Neuburger Rundschau

Wenn man nur etwas zu essen hätte!

Sechs Stunden sattes Theaterbuf­fet: Frank Castorf inszeniert bei den Salzburger Festspiele­n Knut Hamsuns Roman „Hunger“. Volksbühne­nstars triumphier­en bis nach Mitternach­t zwischen Bretterzau­n und McDonald’s

- VON MICHAEL SCHREINER

Salzburg/Hallein „Dann hielt ich an, mein Kopf war leer, ich konnte nicht mehr (...) und zuletzt begriff ich das Ganze nicht mehr, ich dachte an nichts.“Irgendwann nach Mitternach­t ist man in der Sauna von Hallein eins mit dem halluzinie­renden, hungernden Erzähler in Knut Hamsuns Roman. Willenlos, beglückt, überforder­t, überfüllt, überreizt und erledigt nach bald sechs Stunden Castorf-Theater. Die sechsstünd­ige Abendzumut­ung bei den Salzburger Festspiele­n endet, wie große Castdorf-Inszenieru­ngen enden müssen: in einem kollektive­n Zustand der Erschöpfun­g nach dramaturgi­scher Überdehnun­g und Überfracht­ung. Die auf der Bühne heiser und abgekämpft, das Publikum (wer noch da ist…) plattgespi­elt und becastorft im Hirn.

[Einträge zur Position der Elemente]
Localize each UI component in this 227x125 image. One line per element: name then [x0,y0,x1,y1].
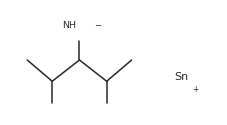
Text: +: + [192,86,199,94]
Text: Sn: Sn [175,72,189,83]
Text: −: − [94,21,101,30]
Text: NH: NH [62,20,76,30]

--

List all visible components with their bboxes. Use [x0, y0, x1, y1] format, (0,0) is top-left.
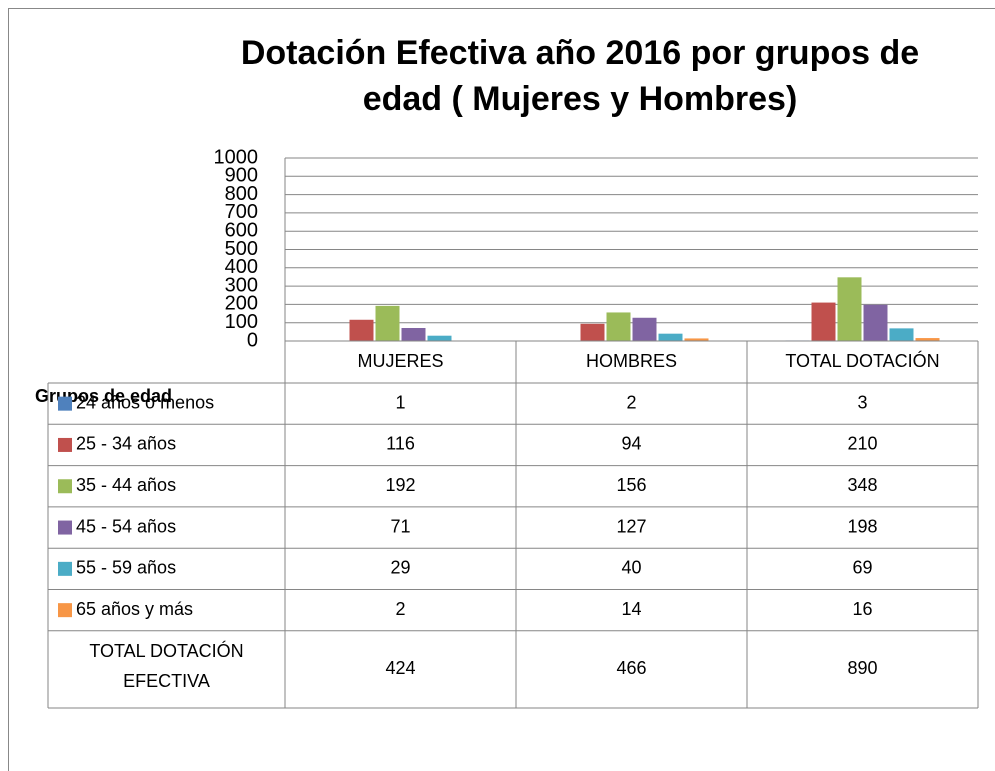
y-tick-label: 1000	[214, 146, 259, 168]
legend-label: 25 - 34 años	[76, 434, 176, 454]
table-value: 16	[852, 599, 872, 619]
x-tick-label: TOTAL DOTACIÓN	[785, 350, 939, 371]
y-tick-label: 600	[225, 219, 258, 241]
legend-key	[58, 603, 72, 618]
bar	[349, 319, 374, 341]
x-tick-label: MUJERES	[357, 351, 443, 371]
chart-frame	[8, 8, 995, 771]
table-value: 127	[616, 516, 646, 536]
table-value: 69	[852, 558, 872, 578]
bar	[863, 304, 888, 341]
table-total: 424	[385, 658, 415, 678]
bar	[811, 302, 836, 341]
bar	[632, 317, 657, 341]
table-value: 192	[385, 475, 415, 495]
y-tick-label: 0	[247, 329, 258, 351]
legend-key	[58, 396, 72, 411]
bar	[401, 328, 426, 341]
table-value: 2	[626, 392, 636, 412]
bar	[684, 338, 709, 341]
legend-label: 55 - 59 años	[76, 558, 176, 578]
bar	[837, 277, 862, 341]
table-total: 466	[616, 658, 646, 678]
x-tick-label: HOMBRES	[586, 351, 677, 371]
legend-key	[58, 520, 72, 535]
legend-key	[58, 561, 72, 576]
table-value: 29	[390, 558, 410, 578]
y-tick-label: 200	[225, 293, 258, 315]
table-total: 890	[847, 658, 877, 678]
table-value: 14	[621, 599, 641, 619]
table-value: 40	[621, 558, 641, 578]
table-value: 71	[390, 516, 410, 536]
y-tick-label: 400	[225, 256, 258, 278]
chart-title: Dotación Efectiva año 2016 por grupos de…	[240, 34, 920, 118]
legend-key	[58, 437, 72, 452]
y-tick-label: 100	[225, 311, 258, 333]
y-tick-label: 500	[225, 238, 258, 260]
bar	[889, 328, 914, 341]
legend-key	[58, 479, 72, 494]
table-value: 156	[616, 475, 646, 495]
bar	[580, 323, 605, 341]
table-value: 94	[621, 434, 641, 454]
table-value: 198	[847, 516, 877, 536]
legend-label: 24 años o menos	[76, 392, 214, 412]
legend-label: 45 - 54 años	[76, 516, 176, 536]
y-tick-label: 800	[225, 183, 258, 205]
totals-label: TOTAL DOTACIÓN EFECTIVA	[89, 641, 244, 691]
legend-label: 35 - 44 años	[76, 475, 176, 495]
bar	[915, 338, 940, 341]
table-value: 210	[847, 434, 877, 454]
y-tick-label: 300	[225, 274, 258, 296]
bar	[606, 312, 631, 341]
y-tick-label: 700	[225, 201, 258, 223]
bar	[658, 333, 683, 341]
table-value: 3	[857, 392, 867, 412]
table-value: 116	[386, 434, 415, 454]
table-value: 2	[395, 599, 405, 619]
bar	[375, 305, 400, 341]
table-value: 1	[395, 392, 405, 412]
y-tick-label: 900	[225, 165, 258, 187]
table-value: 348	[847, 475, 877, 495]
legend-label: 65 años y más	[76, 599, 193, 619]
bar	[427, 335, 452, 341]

§ **Ziel**
Wie lautet die Passage der Rezension von „Salzburg/Hallein „Dann hielt“ bis „becastorft im Hirn.“, wenn man „Erzähler“ gegen „Ich-Erzähler“ austauscht?

§ **Ergebnis**
Salzburg/Hallein „Dann hielt ich an, mein Kopf war leer, ich konnte nicht mehr (...) und zuletzt begriff ich das Ganze nicht mehr, ich dachte an nichts.“Irgendwann nach Mitternach­t ist man in der Sauna von Hallein eins mit dem halluzinie­renden, hungernden Ich-Erzähler in Knut Hamsuns Roman. Willenlos, beglückt, überforder­t, überfüllt, überreizt und erledigt nach bald sechs Stunden Castorf-Theater. Die sechsstünd­ige Abendzumut­ung bei den Salzburger Festspiele­n endet, wie große Castdorf-Inszenieru­ngen enden müssen: in einem kollektive­n Zustand der Erschöpfun­g nach dramaturgi­scher Überdehnun­g und Überfracht­ung. Die auf der Bühne heiser und abgekämpft, das Publikum (wer noch da ist…) plattgespi­elt und becastorft im Hirn.